- Task -
Starting with the line that contains "Type out the text in this image.", reproduce each line through the end of the listing below, with no other output.
▼
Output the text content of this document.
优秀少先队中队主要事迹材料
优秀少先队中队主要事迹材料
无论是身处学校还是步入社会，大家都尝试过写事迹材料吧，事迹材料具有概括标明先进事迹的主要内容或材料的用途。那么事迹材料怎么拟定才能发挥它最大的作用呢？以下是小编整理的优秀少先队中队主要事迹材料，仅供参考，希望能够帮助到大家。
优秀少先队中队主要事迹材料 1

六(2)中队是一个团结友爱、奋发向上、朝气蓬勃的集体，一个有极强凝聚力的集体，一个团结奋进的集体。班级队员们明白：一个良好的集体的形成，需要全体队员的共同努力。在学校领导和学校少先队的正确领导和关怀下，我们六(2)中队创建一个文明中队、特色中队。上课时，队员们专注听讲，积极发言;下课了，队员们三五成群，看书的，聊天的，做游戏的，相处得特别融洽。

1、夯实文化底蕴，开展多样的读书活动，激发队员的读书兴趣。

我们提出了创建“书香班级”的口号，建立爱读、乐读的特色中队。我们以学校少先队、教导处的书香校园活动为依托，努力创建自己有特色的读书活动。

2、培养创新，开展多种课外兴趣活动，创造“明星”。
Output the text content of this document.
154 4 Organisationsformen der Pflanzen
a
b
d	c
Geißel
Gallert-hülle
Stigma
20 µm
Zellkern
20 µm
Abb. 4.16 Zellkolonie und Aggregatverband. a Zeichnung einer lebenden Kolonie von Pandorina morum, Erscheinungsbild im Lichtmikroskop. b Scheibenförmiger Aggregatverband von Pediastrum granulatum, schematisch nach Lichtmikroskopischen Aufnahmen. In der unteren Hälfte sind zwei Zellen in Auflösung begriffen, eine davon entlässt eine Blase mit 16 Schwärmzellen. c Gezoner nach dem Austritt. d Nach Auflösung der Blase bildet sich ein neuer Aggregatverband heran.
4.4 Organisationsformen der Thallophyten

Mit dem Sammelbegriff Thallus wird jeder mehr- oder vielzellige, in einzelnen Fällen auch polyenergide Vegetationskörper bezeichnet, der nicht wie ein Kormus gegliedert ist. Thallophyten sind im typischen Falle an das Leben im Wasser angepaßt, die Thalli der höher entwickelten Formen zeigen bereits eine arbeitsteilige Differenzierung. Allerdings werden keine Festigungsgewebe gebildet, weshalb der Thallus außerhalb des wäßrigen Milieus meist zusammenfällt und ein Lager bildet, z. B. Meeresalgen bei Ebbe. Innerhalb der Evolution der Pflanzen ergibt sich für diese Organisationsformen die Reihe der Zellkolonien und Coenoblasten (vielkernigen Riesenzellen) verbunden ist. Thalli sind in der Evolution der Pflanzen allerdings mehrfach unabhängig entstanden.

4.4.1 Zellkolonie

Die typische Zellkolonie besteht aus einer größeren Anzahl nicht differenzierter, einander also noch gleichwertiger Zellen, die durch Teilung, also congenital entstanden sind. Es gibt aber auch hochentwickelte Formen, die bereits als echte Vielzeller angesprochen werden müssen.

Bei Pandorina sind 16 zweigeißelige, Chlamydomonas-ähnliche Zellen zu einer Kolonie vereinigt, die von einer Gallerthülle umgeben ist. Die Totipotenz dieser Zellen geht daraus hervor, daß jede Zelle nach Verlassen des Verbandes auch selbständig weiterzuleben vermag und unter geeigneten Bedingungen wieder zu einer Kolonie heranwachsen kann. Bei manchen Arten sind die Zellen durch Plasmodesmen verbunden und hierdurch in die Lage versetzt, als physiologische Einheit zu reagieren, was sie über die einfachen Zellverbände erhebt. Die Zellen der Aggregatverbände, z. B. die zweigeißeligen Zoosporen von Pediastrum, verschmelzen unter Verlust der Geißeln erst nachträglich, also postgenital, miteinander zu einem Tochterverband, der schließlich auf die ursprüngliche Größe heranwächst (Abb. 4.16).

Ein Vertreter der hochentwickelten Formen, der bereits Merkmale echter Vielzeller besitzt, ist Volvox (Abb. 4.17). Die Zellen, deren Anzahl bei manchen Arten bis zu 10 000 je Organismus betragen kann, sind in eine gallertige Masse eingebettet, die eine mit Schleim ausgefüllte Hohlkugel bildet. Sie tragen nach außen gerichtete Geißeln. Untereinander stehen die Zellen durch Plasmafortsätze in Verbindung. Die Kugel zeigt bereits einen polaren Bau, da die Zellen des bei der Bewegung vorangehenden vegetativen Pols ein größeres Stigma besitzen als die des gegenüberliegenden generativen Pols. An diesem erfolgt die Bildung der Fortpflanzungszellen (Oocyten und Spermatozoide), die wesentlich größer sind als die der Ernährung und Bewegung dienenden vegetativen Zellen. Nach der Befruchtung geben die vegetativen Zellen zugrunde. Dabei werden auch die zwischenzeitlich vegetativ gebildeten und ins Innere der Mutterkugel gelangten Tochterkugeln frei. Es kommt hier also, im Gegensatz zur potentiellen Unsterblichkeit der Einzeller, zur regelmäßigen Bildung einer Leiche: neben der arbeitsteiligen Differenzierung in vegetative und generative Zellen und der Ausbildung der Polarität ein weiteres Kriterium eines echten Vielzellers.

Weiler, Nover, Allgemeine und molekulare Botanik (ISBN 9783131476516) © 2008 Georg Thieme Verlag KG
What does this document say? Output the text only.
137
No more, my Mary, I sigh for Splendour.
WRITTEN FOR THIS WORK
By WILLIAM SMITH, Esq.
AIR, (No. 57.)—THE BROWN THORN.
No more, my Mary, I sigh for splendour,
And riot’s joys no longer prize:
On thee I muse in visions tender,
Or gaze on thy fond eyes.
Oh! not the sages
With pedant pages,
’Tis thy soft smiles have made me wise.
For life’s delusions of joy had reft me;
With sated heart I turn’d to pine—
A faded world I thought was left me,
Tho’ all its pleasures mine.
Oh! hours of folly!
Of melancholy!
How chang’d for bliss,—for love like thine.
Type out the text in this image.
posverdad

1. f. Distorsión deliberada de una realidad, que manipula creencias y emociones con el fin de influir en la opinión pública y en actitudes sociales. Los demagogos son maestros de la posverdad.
▲
- Result below -
Type out the text in this image.
posverdad

1. f. Distorsión deliberada de una realidad, que manipula creencias y emociones con el fin de influir en la opinión pública y en actitudes sociales. Los demagogos son maestros de la posverdad.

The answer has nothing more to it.